• **Direction**
In each of the following items, replace the word "junction" with "connection point" wherever it occurs, and leave everything else unchanged.

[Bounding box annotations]
* * * * * * * * *
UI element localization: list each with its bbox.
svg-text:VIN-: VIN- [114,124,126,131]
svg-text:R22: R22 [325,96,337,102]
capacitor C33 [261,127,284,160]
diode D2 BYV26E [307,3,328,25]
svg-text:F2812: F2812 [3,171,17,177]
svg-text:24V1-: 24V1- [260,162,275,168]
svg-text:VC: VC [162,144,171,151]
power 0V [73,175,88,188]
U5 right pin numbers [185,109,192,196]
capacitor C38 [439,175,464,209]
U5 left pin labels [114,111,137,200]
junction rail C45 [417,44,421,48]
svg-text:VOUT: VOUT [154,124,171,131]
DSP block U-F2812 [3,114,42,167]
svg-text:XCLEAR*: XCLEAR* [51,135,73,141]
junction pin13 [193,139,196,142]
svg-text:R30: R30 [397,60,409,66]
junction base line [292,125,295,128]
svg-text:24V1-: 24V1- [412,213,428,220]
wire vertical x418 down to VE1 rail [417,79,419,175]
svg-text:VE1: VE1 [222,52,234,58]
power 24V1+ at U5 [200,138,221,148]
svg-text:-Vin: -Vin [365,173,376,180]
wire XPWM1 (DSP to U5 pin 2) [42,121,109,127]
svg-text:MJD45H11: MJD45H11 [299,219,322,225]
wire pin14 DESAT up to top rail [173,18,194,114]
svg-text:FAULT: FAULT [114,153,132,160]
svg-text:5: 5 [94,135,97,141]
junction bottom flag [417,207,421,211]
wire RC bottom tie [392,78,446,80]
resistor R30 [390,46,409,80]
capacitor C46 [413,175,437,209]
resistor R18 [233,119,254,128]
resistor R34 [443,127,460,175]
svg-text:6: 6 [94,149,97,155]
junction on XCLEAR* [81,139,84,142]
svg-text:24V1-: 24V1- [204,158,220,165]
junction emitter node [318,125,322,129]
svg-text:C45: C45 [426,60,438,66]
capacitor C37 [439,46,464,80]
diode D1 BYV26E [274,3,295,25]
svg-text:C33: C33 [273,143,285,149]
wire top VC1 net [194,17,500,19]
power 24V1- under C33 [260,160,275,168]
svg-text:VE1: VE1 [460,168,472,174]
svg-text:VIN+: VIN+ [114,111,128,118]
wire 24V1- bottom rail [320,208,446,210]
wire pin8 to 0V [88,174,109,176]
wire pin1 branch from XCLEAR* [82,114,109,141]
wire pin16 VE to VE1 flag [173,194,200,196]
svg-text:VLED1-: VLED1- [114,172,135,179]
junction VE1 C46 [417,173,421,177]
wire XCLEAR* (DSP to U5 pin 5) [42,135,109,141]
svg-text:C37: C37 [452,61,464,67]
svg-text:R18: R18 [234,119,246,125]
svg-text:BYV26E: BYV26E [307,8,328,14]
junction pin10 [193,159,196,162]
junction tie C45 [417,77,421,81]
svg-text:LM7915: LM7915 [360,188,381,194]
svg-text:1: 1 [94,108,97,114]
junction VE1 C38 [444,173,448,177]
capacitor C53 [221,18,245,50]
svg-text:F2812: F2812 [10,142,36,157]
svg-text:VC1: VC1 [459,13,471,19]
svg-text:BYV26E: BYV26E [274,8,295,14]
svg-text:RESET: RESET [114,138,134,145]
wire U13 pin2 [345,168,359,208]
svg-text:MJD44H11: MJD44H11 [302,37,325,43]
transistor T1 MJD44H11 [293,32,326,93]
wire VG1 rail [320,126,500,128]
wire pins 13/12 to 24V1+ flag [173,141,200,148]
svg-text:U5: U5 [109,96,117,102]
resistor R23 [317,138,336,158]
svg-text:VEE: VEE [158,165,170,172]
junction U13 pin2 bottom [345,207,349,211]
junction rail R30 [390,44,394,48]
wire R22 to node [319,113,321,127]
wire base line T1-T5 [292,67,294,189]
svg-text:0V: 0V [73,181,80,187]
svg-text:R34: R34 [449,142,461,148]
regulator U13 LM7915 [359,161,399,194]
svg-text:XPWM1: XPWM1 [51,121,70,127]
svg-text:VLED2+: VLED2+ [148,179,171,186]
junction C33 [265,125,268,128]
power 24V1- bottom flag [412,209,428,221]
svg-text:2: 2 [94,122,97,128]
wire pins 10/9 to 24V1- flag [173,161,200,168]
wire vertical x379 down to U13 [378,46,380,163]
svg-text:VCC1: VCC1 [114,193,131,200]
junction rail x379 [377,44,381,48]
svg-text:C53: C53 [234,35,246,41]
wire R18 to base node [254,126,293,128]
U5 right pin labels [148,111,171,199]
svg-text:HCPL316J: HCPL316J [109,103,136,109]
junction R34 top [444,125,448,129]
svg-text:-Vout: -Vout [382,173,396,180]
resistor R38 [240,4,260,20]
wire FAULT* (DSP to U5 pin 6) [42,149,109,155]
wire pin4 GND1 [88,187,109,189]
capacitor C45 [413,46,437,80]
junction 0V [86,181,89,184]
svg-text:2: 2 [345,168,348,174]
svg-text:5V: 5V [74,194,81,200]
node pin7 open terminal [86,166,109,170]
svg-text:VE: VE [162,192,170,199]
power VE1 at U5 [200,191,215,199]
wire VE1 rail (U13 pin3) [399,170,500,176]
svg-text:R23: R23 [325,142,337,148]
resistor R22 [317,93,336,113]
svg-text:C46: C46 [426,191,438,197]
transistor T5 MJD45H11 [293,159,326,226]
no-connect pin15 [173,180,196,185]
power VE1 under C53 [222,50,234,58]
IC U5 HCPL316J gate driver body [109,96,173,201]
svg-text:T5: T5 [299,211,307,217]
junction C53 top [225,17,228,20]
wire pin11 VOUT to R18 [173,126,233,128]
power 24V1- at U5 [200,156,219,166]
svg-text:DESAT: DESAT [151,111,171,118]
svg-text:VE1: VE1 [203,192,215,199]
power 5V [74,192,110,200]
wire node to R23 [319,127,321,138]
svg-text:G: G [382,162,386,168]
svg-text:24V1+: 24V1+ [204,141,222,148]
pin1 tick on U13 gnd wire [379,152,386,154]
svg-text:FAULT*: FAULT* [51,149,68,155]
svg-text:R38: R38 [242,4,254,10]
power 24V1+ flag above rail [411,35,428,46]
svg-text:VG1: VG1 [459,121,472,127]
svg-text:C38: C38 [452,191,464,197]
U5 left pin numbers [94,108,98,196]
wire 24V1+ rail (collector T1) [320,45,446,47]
* * * * * * * * *
• **The response**
UI element localization: list each with its bbox.
svg-text:VIN-: VIN- [114,124,126,131]
svg-text:R22: R22 [325,96,337,102]
capacitor C33 [261,127,284,160]
diode D2 BYV26E [307,3,328,25]
svg-text:F2812: F2812 [3,171,17,177]
svg-text:24V1-: 24V1- [260,162,275,168]
svg-text:VC: VC [162,144,171,151]
power 0V [73,175,88,188]
U5 right pin numbers [185,109,192,196]
capacitor C38 [439,175,464,209]
U5 left pin labels [114,111,137,200]
connection point rail C45 [417,44,421,48]
svg-text:VOUT: VOUT [154,124,171,131]
DSP block U-F2812 [3,114,42,167]
svg-text:XCLEAR*: XCLEAR* [51,135,73,141]
connection point pin13 [193,139,196,142]
svg-text:R30: R30 [397,60,409,66]
connection point base line [292,125,295,128]
svg-text:24V1-: 24V1- [412,213,428,220]
wire vertical x418 down to VE1 rail [417,79,419,175]
svg-text:VE1: VE1 [222,52,234,58]
power 24V1+ at U5 [200,138,221,148]
svg-text:-Vin: -Vin [365,173,376,180]
wire XPWM1 (DSP to U5 pin 2) [42,121,109,127]
svg-text:MJD45H11: MJD45H11 [299,219,322,225]
wire pin14 DESAT up to top rail [173,18,194,114]
svg-text:FAULT: FAULT [114,153,132,160]
svg-text:5: 5 [94,135,97,141]
connection point bottom flag [417,207,421,211]
wire RC bottom tie [392,78,446,80]
resistor R30 [390,46,409,80]
capacitor C46 [413,175,437,209]
resistor R18 [233,119,254,128]
resistor R34 [443,127,460,175]
svg-text:6: 6 [94,149,97,155]
connection point on XCLEAR* [81,139,84,142]
svg-text:24V1-: 24V1- [204,158,220,165]
connection point emitter node [318,125,322,129]
svg-text:C45: C45 [426,60,438,66]
capacitor C37 [439,46,464,80]
diode D1 BYV26E [274,3,295,25]
svg-text:C33: C33 [273,143,285,149]
wire top VC1 net [194,17,500,19]
power 24V1- under C33 [260,160,275,168]
svg-text:VE1: VE1 [460,168,472,174]
svg-text:VIN+: VIN+ [114,111,128,118]
wire 24V1- bottom rail [320,208,446,210]
wire pin8 to 0V [88,174,109,176]
wire pin1 branch from XCLEAR* [82,114,109,141]
wire pin16 VE to VE1 flag [173,194,200,196]
svg-text:VLED1-: VLED1- [114,172,135,179]
connection point VE1 C46 [417,173,421,177]
wire XCLEAR* (DSP to U5 pin 5) [42,135,109,141]
svg-text:C37: C37 [452,61,464,67]
svg-text:R18: R18 [234,119,246,125]
svg-text:BYV26E: BYV26E [307,8,328,14]
connection point pin10 [193,159,196,162]
connection point tie C45 [417,77,421,81]
svg-text:LM7915: LM7915 [360,188,381,194]
svg-text:1: 1 [94,108,97,114]
connection point VE1 C38 [444,173,448,177]
capacitor C53 [221,18,245,50]
svg-text:F2812: F2812 [10,142,36,157]
svg-text:VC1: VC1 [459,13,471,19]
svg-text:BYV26E: BYV26E [274,8,295,14]
svg-text:RESET: RESET [114,138,134,145]
wire U13 pin2 [345,168,359,208]
svg-text:MJD44H11: MJD44H11 [302,37,325,43]
transistor T1 MJD44H11 [293,32,326,93]
wire VG1 rail [320,126,500,128]
wire pins 13/12 to 24V1+ flag [173,141,200,148]
svg-text:U5: U5 [109,96,117,102]
resistor R23 [317,138,336,158]
svg-text:VEE: VEE [158,165,170,172]
connection point U13 pin2 bottom [345,207,349,211]
connection point rail R30 [390,44,394,48]
wire R22 to node [319,113,321,127]
wire base line T1-T5 [292,67,294,189]
svg-text:0V: 0V [73,181,80,187]
svg-text:R34: R34 [449,142,461,148]
regulator U13 LM7915 [359,161,399,194]
svg-text:XPWM1: XPWM1 [51,121,70,127]
svg-text:VLED2+: VLED2+ [148,179,171,186]
connection point C33 [265,125,268,128]
power 24V1- bottom flag [412,209,428,221]
svg-text:2: 2 [94,122,97,128]
wire pins 10/9 to 24V1- flag [173,161,200,168]
wire vertical x379 down to U13 [378,46,380,163]
svg-text:VCC1: VCC1 [114,193,131,200]
connection point rail x379 [377,44,381,48]
svg-text:C53: C53 [234,35,246,41]
wire R18 to base node [254,126,293,128]
U5 right pin labels [148,111,171,199]
svg-text:HCPL316J: HCPL316J [109,103,136,109]
connection point R34 top [444,125,448,129]
svg-text:-Vout: -Vout [382,173,396,180]
resistor R38 [240,4,260,20]
wire FAULT* (DSP to U5 pin 6) [42,149,109,155]
wire pin4 GND1 [88,187,109,189]
capacitor C45 [413,46,437,80]
connection point 0V [86,181,89,184]
svg-text:2: 2 [345,168,348,174]
svg-text:5V: 5V [74,194,81,200]
node pin7 open terminal [86,166,109,170]
svg-text:VE: VE [162,192,170,199]
power VE1 at U5 [200,191,215,199]
wire VE1 rail (U13 pin3) [399,170,500,176]
svg-text:R23: R23 [325,142,337,148]
resistor R22 [317,93,336,113]
svg-text:C46: C46 [426,191,438,197]
transistor T5 MJD45H11 [293,159,326,226]
no-connect pin15 [173,180,196,185]
power VE1 under C53 [222,50,234,58]
IC U5 HCPL316J gate driver body [109,96,173,201]
svg-text:T5: T5 [299,211,307,217]
connection point C53 top [225,17,228,20]
wire pin11 VOUT to R18 [173,126,233,128]
power 24V1- at U5 [200,156,219,166]
svg-text:DESAT: DESAT [151,111,171,118]
svg-text:VE1: VE1 [203,192,215,199]
power 5V [74,192,110,200]
wire node to R23 [319,127,321,138]
svg-text:G: G [382,162,386,168]
svg-text:24V1+: 24V1+ [204,141,222,148]
pin1 tick on U13 gnd wire [379,152,386,154]
svg-text:FAULT*: FAULT* [51,149,68,155]
svg-text:R38: R38 [242,4,254,10]
power 24V1+ flag above rail [411,35,428,46]
svg-text:VG1: VG1 [459,121,472,127]
svg-text:C38: C38 [452,191,464,197]
U5 left pin numbers [94,108,98,196]
wire 24V1+ rail (collector T1) [320,45,446,47]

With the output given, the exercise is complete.